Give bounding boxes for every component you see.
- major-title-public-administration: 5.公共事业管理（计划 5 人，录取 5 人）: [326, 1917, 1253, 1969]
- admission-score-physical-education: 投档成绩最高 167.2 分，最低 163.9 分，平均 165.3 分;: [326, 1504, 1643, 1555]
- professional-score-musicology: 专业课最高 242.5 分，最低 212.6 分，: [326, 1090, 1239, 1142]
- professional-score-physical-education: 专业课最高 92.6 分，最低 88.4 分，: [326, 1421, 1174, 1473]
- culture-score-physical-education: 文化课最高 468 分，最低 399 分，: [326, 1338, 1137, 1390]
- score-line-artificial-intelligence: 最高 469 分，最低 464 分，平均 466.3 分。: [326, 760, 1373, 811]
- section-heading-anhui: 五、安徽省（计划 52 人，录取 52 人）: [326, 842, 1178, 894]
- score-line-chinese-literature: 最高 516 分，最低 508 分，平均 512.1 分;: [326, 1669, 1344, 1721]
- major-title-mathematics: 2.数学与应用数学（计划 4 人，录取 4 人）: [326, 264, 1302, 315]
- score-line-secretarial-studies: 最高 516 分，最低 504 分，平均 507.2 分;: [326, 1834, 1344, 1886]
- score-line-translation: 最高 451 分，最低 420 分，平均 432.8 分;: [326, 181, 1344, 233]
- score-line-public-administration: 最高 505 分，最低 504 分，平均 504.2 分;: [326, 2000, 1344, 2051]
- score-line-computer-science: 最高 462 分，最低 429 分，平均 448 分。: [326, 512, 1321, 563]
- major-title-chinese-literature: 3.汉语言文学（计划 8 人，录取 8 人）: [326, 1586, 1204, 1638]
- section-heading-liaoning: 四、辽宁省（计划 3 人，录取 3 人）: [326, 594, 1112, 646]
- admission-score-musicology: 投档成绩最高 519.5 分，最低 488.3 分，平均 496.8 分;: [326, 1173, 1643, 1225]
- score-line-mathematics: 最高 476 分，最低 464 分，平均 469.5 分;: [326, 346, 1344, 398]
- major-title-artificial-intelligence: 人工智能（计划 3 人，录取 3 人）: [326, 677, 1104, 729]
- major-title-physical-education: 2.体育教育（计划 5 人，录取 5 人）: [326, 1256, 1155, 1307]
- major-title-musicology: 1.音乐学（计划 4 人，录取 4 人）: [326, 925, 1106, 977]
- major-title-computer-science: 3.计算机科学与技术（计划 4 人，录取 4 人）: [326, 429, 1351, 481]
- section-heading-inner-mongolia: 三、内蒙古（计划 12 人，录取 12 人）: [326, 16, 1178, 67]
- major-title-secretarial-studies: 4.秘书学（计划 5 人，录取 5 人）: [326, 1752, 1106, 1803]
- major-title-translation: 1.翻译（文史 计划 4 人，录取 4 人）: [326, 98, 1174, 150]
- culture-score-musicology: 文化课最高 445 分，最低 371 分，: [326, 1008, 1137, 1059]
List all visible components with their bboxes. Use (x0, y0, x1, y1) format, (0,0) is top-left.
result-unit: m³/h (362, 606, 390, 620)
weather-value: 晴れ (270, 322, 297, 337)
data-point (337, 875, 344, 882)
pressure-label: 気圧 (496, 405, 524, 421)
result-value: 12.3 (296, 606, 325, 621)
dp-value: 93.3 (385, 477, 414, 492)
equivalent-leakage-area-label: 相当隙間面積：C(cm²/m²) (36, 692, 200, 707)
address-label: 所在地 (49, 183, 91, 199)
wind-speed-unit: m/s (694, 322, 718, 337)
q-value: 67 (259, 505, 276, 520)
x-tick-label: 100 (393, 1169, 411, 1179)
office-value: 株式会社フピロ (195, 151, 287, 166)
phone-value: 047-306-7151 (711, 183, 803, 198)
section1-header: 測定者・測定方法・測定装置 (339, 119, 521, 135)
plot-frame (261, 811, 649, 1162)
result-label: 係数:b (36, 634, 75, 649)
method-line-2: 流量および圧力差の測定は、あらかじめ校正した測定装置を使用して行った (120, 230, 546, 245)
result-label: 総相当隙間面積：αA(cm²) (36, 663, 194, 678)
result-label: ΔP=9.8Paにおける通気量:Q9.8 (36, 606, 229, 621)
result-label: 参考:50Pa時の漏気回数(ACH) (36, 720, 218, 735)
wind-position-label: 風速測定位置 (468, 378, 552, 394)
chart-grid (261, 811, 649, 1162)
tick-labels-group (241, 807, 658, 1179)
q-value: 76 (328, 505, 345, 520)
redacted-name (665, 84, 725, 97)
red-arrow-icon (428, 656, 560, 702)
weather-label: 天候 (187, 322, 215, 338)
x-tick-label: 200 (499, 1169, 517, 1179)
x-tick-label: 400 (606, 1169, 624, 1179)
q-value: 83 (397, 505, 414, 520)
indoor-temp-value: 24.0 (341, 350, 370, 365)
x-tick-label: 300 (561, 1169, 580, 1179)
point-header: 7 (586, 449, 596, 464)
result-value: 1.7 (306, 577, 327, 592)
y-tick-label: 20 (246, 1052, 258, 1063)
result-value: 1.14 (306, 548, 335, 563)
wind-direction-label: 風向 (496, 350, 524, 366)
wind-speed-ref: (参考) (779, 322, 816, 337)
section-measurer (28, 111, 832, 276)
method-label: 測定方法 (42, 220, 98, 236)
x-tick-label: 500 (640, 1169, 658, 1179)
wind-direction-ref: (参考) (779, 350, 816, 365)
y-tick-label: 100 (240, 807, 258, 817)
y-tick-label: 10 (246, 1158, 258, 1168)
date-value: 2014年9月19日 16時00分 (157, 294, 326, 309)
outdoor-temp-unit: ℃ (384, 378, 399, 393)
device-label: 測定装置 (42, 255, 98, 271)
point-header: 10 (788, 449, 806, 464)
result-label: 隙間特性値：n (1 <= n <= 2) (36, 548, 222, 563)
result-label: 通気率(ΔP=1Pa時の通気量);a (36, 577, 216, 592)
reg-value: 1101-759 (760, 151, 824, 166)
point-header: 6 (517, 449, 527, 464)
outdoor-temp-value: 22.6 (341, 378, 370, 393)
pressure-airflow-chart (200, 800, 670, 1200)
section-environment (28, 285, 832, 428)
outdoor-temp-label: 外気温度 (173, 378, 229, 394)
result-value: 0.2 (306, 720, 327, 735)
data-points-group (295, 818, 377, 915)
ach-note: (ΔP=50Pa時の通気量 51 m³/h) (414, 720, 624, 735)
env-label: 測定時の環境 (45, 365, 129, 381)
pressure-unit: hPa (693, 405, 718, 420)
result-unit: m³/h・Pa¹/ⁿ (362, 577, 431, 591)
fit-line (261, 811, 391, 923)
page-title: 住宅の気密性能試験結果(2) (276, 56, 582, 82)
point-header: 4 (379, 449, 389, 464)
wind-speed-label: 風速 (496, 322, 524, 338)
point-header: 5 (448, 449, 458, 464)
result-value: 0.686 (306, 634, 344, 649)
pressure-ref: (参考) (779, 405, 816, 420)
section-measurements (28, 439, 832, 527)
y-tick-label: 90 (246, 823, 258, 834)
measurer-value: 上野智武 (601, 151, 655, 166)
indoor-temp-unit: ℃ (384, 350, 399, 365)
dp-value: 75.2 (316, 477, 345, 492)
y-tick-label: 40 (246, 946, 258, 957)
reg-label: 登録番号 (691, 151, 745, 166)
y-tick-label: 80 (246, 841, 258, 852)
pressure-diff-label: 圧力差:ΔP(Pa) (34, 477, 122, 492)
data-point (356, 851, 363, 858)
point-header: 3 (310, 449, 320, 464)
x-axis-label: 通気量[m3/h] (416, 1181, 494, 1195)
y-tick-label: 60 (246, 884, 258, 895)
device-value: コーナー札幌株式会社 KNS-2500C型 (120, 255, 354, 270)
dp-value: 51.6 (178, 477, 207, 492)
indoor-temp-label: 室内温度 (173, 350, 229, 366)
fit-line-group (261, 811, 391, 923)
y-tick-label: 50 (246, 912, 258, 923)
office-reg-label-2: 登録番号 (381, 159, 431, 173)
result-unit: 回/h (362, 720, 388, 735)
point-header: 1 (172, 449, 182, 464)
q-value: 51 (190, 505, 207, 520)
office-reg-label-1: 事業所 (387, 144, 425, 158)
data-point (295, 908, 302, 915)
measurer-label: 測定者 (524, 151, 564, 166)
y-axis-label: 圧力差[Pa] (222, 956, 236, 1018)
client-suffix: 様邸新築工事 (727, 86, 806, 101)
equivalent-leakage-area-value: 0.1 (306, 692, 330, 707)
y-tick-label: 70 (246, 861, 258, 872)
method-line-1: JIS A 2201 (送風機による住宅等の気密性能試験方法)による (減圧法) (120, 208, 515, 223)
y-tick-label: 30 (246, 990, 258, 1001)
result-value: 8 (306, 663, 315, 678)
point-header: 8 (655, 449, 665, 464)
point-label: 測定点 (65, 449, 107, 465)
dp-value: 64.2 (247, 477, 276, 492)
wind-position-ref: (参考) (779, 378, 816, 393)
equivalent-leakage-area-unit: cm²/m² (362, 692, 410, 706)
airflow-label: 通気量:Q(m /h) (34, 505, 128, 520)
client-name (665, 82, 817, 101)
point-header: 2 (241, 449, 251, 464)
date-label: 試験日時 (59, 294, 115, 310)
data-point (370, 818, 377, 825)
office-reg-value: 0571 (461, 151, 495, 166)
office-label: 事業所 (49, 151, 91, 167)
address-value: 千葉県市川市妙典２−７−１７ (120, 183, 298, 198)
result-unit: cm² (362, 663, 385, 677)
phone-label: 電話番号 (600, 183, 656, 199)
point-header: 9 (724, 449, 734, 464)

Required work:
Copy out everything from the start of the material down to the line containing "- culture-score-physical-education: 文化课最高", swapping "component" for "element" and leaving the rest unchanged.

Reply:
Give bounding boxes for every element you see.
- major-title-public-administration: 5.公共事业管理（计划 5 人，录取 5 人）: [326, 1917, 1253, 1969]
- admission-score-physical-education: 投档成绩最高 167.2 分，最低 163.9 分，平均 165.3 分;: [326, 1504, 1643, 1555]
- professional-score-musicology: 专业课最高 242.5 分，最低 212.6 分，: [326, 1090, 1239, 1142]
- professional-score-physical-education: 专业课最高 92.6 分，最低 88.4 分，: [326, 1421, 1174, 1473]
- culture-score-physical-education: 文化课最高 468 分，最低 399 分，: [326, 1338, 1137, 1390]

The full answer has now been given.